• _WHAT THE EXERCISE ASKS_
All of the data should be repeated exactly; pictures are not part of the copy.

• _SOURCE DATA_
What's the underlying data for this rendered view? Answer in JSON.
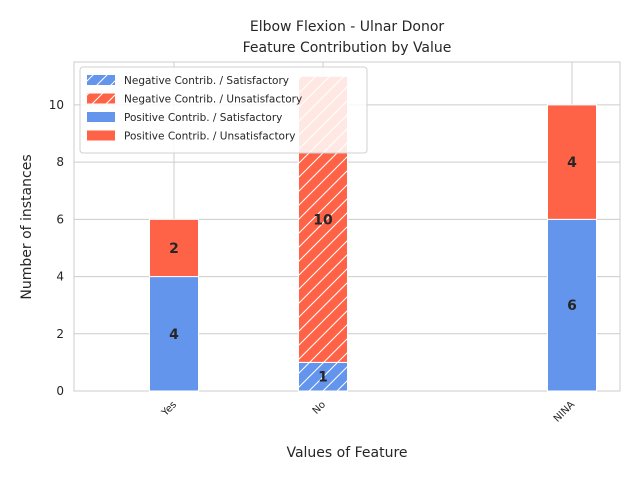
{
  "chart_data": {
    "type": "bar",
    "stacked": true,
    "title_line1": "Elbow Flexion - Ulnar Donor",
    "title_line2": "Feature Contribution by Value",
    "xlabel": "Values of Feature",
    "ylabel": "Number of instances",
    "ylim": [
      0,
      11.5
    ],
    "yticks": [
      0,
      2,
      4,
      6,
      8,
      10
    ],
    "grid": true,
    "legend_position": "top-left",
    "categories": [
      "Yes",
      "No",
      "NINA"
    ],
    "colors": {
      "satisfactory": "#6495ed",
      "unsatisfactory": "#ff6347"
    },
    "series": [
      {
        "name": "Negative Contrib. / Satisfactory",
        "hatched": true,
        "color_key": "satisfactory",
        "values": [
          0,
          1,
          0
        ]
      },
      {
        "name": "Negative Contrib. / Unsatisfactory",
        "hatched": true,
        "color_key": "unsatisfactory",
        "values": [
          0,
          10,
          0
        ]
      },
      {
        "name": "Positive Contrib. / Satisfactory",
        "hatched": false,
        "color_key": "satisfactory",
        "values": [
          4,
          0,
          6
        ]
      },
      {
        "name": "Positive Contrib. / Unsatisfactory",
        "hatched": false,
        "color_key": "unsatisfactory",
        "values": [
          2,
          0,
          4
        ]
      }
    ],
    "stacks": [
      {
        "category": "Yes",
        "segments": [
          {
            "series": 2,
            "value": 4
          },
          {
            "series": 3,
            "value": 2
          }
        ]
      },
      {
        "category": "No",
        "segments": [
          {
            "series": 0,
            "value": 1
          },
          {
            "series": 1,
            "value": 10
          }
        ]
      },
      {
        "category": "NINA",
        "segments": [
          {
            "series": 2,
            "value": 6
          },
          {
            "series": 3,
            "value": 4
          }
        ]
      }
    ]
  }
}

• _WORKED ANSWER_
What's the underlying data for this rendered view? Answer in JSON.
{
  "chart_data": {
    "type": "bar",
    "stacked": true,
    "title_line1": "Elbow Flexion - Ulnar Donor",
    "title_line2": "Feature Contribution by Value",
    "xlabel": "Values of Feature",
    "ylabel": "Number of instances",
    "ylim": [
      0,
      11.5
    ],
    "yticks": [
      0,
      2,
      4,
      6,
      8,
      10
    ],
    "grid": true,
    "legend_position": "top-left",
    "categories": [
      "Yes",
      "No",
      "NINA"
    ],
    "colors": {
      "satisfactory": "#6495ed",
      "unsatisfactory": "#ff6347"
    },
    "series": [
      {
        "name": "Negative Contrib. / Satisfactory",
        "hatched": true,
        "color_key": "satisfactory",
        "values": [
          0,
          1,
          0
        ]
      },
      {
        "name": "Negative Contrib. / Unsatisfactory",
        "hatched": true,
        "color_key": "unsatisfactory",
        "values": [
          0,
          10,
          0
        ]
      },
      {
        "name": "Positive Contrib. / Satisfactory",
        "hatched": false,
        "color_key": "satisfactory",
        "values": [
          4,
          0,
          6
        ]
      },
      {
        "name": "Positive Contrib. / Unsatisfactory",
        "hatched": false,
        "color_key": "unsatisfactory",
        "values": [
          2,
          0,
          4
        ]
      }
    ],
    "stacks": [
      {
        "category": "Yes",
        "segments": [
          {
            "series": 2,
            "value": 4
          },
          {
            "series": 3,
            "value": 2
          }
        ]
      },
      {
        "category": "No",
        "segments": [
          {
            "series": 0,
            "value": 1
          },
          {
            "series": 1,
            "value": 10
          }
        ]
      },
      {
        "category": "NINA",
        "segments": [
          {
            "series": 2,
            "value": 6
          },
          {
            "series": 3,
            "value": 4
          }
        ]
      }
    ]
  }
}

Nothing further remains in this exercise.